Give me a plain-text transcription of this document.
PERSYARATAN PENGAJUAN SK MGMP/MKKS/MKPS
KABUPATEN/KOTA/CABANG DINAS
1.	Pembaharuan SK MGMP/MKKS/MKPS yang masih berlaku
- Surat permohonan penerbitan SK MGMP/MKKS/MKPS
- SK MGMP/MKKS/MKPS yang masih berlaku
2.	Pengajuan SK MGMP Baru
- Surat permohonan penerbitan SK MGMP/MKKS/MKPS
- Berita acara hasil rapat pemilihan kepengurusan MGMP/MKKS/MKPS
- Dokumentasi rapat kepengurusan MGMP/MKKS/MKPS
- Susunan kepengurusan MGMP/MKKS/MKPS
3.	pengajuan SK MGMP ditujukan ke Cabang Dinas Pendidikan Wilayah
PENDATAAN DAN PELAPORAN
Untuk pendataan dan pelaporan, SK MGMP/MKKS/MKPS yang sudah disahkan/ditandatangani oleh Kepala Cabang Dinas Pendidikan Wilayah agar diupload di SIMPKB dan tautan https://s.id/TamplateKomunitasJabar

|---|

## Written instruction
Going through the data, tally the lines containing "yang" and report only the result.

## Result of this exercise
3